-- begin --

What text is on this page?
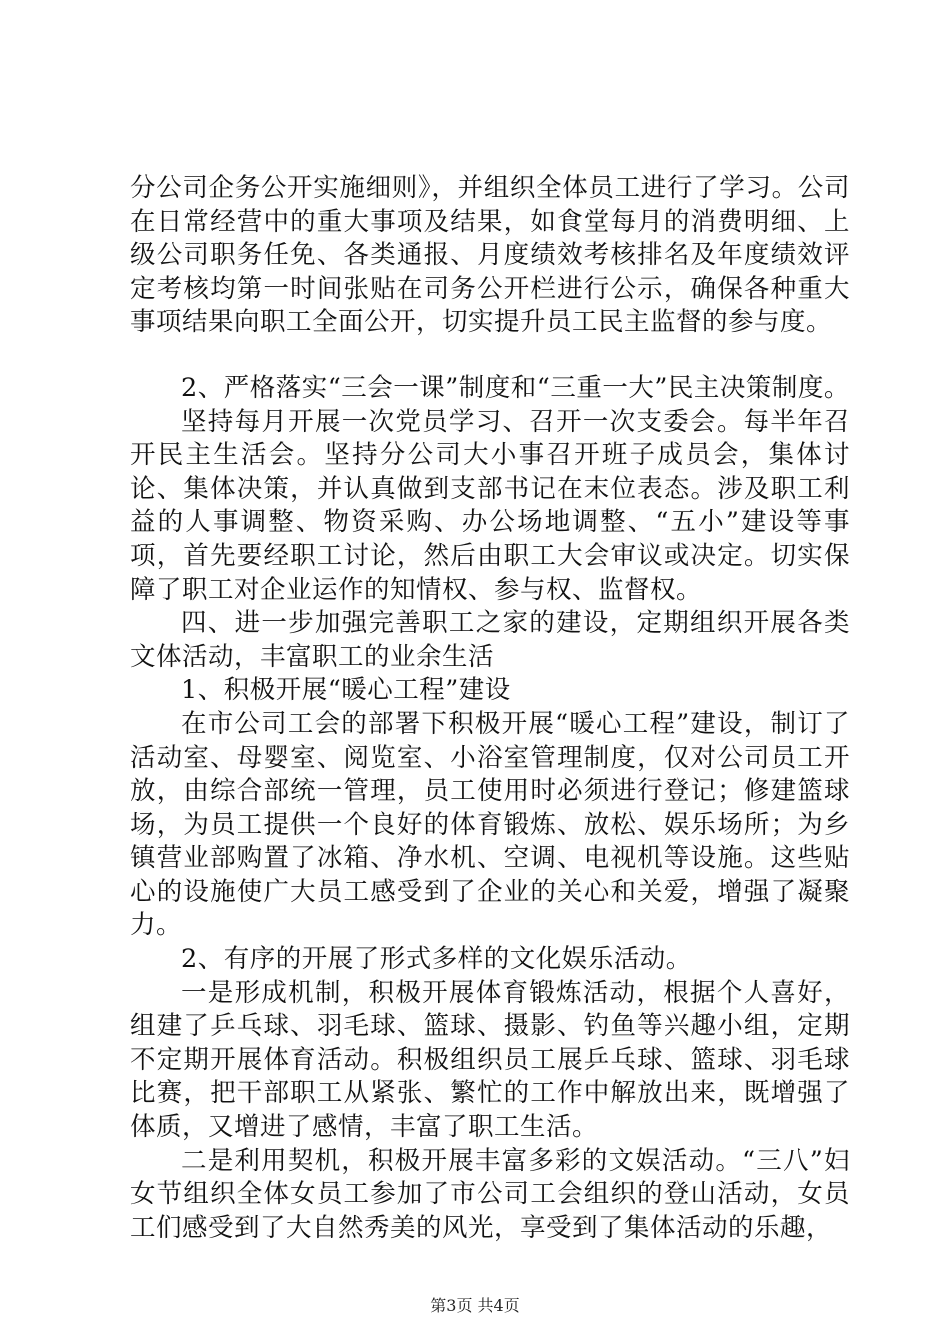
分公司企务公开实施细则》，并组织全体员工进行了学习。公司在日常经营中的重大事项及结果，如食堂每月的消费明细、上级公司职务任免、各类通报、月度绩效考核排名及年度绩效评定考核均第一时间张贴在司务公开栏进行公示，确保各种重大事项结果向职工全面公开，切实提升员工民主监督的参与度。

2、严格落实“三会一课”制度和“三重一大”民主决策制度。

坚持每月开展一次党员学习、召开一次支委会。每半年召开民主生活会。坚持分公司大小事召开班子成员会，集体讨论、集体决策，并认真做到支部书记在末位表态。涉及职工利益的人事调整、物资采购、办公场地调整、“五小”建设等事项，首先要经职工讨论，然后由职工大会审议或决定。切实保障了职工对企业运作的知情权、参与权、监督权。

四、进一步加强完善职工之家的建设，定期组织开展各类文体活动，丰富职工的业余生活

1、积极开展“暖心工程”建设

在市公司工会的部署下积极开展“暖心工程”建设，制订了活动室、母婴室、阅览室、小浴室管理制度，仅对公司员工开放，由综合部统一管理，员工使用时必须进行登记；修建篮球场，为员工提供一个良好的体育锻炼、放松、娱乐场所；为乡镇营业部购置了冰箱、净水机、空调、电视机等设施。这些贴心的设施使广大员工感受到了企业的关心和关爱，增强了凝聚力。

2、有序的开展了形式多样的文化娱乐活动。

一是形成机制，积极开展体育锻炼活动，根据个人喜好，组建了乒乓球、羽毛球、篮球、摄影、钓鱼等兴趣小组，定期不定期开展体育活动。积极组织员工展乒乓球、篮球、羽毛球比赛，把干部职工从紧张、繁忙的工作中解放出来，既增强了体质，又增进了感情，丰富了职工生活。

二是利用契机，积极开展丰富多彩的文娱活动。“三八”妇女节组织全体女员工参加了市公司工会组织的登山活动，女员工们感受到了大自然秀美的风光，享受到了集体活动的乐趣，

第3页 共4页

-- end --

Print the entries above exactly, taking out only the pictures.

#### PROBLEM SOLUTION
What text is on this page?
分公司企务公开实施细则》，并组织全体员工进行了学习。公司在日常经营中的重大事项及结果，如食堂每月的消费明细、上级公司职务任免、各类通报、月度绩效考核排名及年度绩效评定考核均第一时间张贴在司务公开栏进行公示，确保各种重大事项结果向职工全面公开，切实提升员工民主监督的参与度。

2、严格落实“三会一课”制度和“三重一大”民主决策制度。

坚持每月开展一次党员学习、召开一次支委会。每半年召开民主生活会。坚持分公司大小事召开班子成员会，集体讨论、集体决策，并认真做到支部书记在末位表态。涉及职工利益的人事调整、物资采购、办公场地调整、“五小”建设等事项，首先要经职工讨论，然后由职工大会审议或决定。切实保障了职工对企业运作的知情权、参与权、监督权。

四、进一步加强完善职工之家的建设，定期组织开展各类文体活动，丰富职工的业余生活

1、积极开展“暖心工程”建设

在市公司工会的部署下积极开展“暖心工程”建设，制订了活动室、母婴室、阅览室、小浴室管理制度，仅对公司员工开放，由综合部统一管理，员工使用时必须进行登记；修建篮球场，为员工提供一个良好的体育锻炼、放松、娱乐场所；为乡镇营业部购置了冰箱、净水机、空调、电视机等设施。这些贴心的设施使广大员工感受到了企业的关心和关爱，增强了凝聚力。

2、有序的开展了形式多样的文化娱乐活动。

一是形成机制，积极开展体育锻炼活动，根据个人喜好，组建了乒乓球、羽毛球、篮球、摄影、钓鱼等兴趣小组，定期不定期开展体育活动。积极组织员工展乒乓球、篮球、羽毛球比赛，把干部职工从紧张、繁忙的工作中解放出来，既增强了体质，又增进了感情，丰富了职工生活。

二是利用契机，积极开展丰富多彩的文娱活动。“三八”妇女节组织全体女员工参加了市公司工会组织的登山活动，女员工们感受到了大自然秀美的风光，享受到了集体活动的乐趣，

第3页 共4页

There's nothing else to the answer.